Data items
——

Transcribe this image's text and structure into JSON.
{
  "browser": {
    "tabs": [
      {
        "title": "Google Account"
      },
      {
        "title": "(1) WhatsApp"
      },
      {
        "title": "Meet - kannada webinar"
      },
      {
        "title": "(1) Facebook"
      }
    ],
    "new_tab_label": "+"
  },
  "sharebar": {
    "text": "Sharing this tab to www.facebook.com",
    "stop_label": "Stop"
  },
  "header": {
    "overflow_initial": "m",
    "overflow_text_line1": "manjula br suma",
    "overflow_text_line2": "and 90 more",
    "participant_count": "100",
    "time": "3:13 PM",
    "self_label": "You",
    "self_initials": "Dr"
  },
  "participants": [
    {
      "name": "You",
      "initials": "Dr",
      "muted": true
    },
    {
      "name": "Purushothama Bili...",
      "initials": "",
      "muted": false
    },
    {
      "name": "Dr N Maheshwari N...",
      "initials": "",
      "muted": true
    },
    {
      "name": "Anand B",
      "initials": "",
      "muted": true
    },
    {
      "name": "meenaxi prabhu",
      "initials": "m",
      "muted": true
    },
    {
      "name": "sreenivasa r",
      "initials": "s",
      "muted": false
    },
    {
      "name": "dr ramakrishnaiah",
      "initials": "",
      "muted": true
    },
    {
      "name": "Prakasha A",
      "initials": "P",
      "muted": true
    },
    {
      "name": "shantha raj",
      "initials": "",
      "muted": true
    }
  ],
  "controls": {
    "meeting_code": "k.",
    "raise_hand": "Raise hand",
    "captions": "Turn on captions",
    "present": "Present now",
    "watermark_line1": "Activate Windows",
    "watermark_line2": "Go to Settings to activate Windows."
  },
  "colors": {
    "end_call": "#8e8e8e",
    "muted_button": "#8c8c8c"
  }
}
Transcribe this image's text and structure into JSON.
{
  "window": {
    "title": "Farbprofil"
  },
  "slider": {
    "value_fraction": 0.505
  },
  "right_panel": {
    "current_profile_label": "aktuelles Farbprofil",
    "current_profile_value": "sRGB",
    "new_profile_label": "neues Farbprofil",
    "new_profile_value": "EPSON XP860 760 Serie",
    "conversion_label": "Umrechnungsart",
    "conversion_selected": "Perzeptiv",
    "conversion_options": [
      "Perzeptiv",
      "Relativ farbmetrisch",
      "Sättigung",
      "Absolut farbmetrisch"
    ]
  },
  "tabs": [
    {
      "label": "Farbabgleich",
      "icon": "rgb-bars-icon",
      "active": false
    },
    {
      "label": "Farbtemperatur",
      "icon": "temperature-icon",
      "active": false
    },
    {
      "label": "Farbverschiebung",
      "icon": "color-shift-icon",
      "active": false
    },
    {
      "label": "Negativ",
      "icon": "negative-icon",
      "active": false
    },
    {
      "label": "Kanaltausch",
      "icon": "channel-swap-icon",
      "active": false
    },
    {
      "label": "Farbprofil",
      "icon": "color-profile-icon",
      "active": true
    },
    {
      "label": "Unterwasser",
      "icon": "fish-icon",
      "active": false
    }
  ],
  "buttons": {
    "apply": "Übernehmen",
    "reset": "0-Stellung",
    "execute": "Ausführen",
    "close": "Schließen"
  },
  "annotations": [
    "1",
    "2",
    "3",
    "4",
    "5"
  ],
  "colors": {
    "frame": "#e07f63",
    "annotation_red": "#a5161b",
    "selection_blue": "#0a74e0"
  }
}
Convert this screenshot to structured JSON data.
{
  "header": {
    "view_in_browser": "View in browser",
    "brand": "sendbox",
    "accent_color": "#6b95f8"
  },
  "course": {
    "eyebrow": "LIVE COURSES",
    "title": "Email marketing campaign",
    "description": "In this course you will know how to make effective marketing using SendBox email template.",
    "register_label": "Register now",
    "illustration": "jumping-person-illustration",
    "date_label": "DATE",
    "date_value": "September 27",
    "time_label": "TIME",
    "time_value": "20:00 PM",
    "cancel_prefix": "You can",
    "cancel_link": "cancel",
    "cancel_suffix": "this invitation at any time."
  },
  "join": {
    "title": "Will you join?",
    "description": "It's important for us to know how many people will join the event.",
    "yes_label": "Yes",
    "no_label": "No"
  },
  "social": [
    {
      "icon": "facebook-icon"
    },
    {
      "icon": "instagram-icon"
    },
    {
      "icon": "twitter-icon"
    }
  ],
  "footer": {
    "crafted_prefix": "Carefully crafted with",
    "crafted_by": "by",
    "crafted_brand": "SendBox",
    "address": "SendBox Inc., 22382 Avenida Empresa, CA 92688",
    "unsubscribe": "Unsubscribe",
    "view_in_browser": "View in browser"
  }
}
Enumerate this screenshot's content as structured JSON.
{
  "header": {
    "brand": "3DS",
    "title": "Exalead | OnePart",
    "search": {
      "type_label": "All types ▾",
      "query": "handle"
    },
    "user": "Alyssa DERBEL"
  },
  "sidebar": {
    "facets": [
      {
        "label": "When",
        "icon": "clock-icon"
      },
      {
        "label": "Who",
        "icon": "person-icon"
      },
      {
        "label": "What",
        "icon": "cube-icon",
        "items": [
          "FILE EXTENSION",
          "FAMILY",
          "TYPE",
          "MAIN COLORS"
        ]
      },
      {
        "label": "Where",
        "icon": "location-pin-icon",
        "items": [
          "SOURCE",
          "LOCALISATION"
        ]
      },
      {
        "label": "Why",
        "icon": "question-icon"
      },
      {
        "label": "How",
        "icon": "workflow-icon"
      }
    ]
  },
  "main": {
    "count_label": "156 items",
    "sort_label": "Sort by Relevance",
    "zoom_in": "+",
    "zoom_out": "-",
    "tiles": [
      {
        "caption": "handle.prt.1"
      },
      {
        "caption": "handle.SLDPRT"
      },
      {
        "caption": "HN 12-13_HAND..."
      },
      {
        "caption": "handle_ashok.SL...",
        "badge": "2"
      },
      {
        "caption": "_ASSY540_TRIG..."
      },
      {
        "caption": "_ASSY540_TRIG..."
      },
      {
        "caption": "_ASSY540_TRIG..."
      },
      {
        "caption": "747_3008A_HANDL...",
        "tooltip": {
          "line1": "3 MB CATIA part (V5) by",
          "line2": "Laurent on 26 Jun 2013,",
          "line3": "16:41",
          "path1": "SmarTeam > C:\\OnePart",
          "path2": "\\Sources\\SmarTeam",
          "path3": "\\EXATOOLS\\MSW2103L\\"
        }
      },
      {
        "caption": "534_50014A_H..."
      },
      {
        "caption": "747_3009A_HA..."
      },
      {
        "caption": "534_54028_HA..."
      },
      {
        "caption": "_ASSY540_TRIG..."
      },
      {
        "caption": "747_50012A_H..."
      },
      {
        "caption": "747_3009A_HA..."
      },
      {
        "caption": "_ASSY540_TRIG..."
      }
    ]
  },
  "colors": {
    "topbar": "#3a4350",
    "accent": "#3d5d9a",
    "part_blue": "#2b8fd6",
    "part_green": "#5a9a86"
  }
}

——

■ **Stated goal**:
Give the listing again, word for word.

■ **Result for this task**:
Transcribe this image's text and structure into JSON.
{
  "browser": {
    "tabs": [
      {
        "title": "Google Account"
      },
      {
        "title": "(1) WhatsApp"
      },
      {
        "title": "Meet - kannada webinar"
      },
      {
        "title": "(1) Facebook"
      }
    ],
    "new_tab_label": "+"
  },
  "sharebar": {
    "text": "Sharing this tab to www.facebook.com",
    "stop_label": "Stop"
  },
  "header": {
    "overflow_initial": "m",
    "overflow_text_line1": "manjula br suma",
    "overflow_text_line2": "and 90 more",
    "participant_count": "100",
    "time": "3:13 PM",
    "self_label": "You",
    "self_initials": "Dr"
  },
  "participants": [
    {
      "name": "You",
      "initials": "Dr",
      "muted": true
    },
    {
      "name": "Purushothama Bili...",
      "initials": "",
      "muted": false
    },
    {
      "name": "Dr N Maheshwari N...",
      "initials": "",
      "muted": true
    },
    {
      "name": "Anand B",
      "initials": "",
      "muted": true
    },
    {
      "name": "meenaxi prabhu",
      "initials": "m",
      "muted": true
    },
    {
      "name": "sreenivasa r",
      "initials": "s",
      "muted": false
    },
    {
      "name": "dr ramakrishnaiah",
      "initials": "",
      "muted": true
    },
    {
      "name": "Prakasha A",
      "initials": "P",
      "muted": true
    },
    {
      "name": "shantha raj",
      "initials": "",
      "muted": true
    }
  ],
  "controls": {
    "meeting_code": "k.",
    "raise_hand": "Raise hand",
    "captions": "Turn on captions",
    "present": "Present now",
    "watermark_line1": "Activate Windows",
    "watermark_line2": "Go to Settings to activate Windows."
  },
  "colors": {
    "end_call": "#8e8e8e",
    "muted_button": "#8c8c8c"
  }
}
Transcribe this image's text and structure into JSON.
{
  "window": {
    "title": "Farbprofil"
  },
  "slider": {
    "value_fraction": 0.505
  },
  "right_panel": {
    "current_profile_label": "aktuelles Farbprofil",
    "current_profile_value": "sRGB",
    "new_profile_label": "neues Farbprofil",
    "new_profile_value": "EPSON XP860 760 Serie",
    "conversion_label": "Umrechnungsart",
    "conversion_selected": "Perzeptiv",
    "conversion_options": [
      "Perzeptiv",
      "Relativ farbmetrisch",
      "Sättigung",
      "Absolut farbmetrisch"
    ]
  },
  "tabs": [
    {
      "label": "Farbabgleich",
      "icon": "rgb-bars-icon",
      "active": false
    },
    {
      "label": "Farbtemperatur",
      "icon": "temperature-icon",
      "active": false
    },
    {
      "label": "Farbverschiebung",
      "icon": "color-shift-icon",
      "active": false
    },
    {
      "label": "Negativ",
      "icon": "negative-icon",
      "active": false
    },
    {
      "label": "Kanaltausch",
      "icon": "channel-swap-icon",
      "active": false
    },
    {
      "label": "Farbprofil",
      "icon": "color-profile-icon",
      "active": true
    },
    {
      "label": "Unterwasser",
      "icon": "fish-icon",
      "active": false
    }
  ],
  "buttons": {
    "apply": "Übernehmen",
    "reset": "0-Stellung",
    "execute": "Ausführen",
    "close": "Schließen"
  },
  "annotations": [
    "1",
    "2",
    "3",
    "4",
    "5"
  ],
  "colors": {
    "frame": "#e07f63",
    "annotation_red": "#a5161b",
    "selection_blue": "#0a74e0"
  }
}
Convert this screenshot to structured JSON data.
{
  "header": {
    "view_in_browser": "View in browser",
    "brand": "sendbox",
    "accent_color": "#6b95f8"
  },
  "course": {
    "eyebrow": "LIVE COURSES",
    "title": "Email marketing campaign",
    "description": "In this course you will know how to make effective marketing using SendBox email template.",
    "register_label": "Register now",
    "illustration": "jumping-person-illustration",
    "date_label": "DATE",
    "date_value": "September 27",
    "time_label": "TIME",
    "time_value": "20:00 PM",
    "cancel_prefix": "You can",
    "cancel_link": "cancel",
    "cancel_suffix": "this invitation at any time."
  },
  "join": {
    "title": "Will you join?",
    "description": "It's important for us to know how many people will join the event.",
    "yes_label": "Yes",
    "no_label": "No"
  },
  "social": [
    {
      "icon": "facebook-icon"
    },
    {
      "icon": "instagram-icon"
    },
    {
      "icon": "twitter-icon"
    }
  ],
  "footer": {
    "crafted_prefix": "Carefully crafted with",
    "crafted_by": "by",
    "crafted_brand": "SendBox",
    "address": "SendBox Inc., 22382 Avenida Empresa, CA 92688",
    "unsubscribe": "Unsubscribe",
    "view_in_browser": "View in browser"
  }
}
Enumerate this screenshot's content as structured JSON.
{
  "header": {
    "brand": "3DS",
    "title": "Exalead | OnePart",
    "search": {
      "type_label": "All types ▾",
      "query": "handle"
    },
    "user": "Alyssa DERBEL"
  },
  "sidebar": {
    "facets": [
      {
        "label": "When",
        "icon": "clock-icon"
      },
      {
        "label": "Who",
        "icon": "person-icon"
      },
      {
        "label": "What",
        "icon": "cube-icon",
        "items": [
          "FILE EXTENSION",
          "FAMILY",
          "TYPE",
          "MAIN COLORS"
        ]
      },
      {
        "label": "Where",
        "icon": "location-pin-icon",
        "items": [
          "SOURCE",
          "LOCALISATION"
        ]
      },
      {
        "label": "Why",
        "icon": "question-icon"
      },
      {
        "label": "How",
        "icon": "workflow-icon"
      }
    ]
  },
  "main": {
    "count_label": "156 items",
    "sort_label": "Sort by Relevance",
    "zoom_in": "+",
    "zoom_out": "-",
    "tiles": [
      {
        "caption": "handle.prt.1"
      },
      {
        "caption": "handle.SLDPRT"
      },
      {
        "caption": "HN 12-13_HAND..."
      },
      {
        "caption": "handle_ashok.SL...",
        "badge": "2"
      },
      {
        "caption": "_ASSY540_TRIG..."
      },
      {
        "caption": "_ASSY540_TRIG..."
      },
      {
        "caption": "_ASSY540_TRIG..."
      },
      {
        "caption": "747_3008A_HANDL...",
        "tooltip": {
          "line1": "3 MB CATIA part (V5) by",
          "line2": "Laurent on 26 Jun 2013,",
          "line3": "16:41",
          "path1": "SmarTeam > C:\\OnePart",
          "path2": "\\Sources\\SmarTeam",
          "path3": "\\EXATOOLS\\MSW2103L\\"
        }
      },
      {
        "caption": "534_50014A_H..."
      },
      {
        "caption": "747_3009A_HA..."
      },
      {
        "caption": "534_54028_HA..."
      },
      {
        "caption": "_ASSY540_TRIG..."
      },
      {
        "caption": "747_50012A_H..."
      },
      {
        "caption": "747_3009A_HA..."
      },
      {
        "caption": "_ASSY540_TRIG..."
      }
    ]
  },
  "colors": {
    "topbar": "#3a4350",
    "accent": "#3d5d9a",
    "part_blue": "#2b8fd6",
    "part_green": "#5a9a86"
  }
}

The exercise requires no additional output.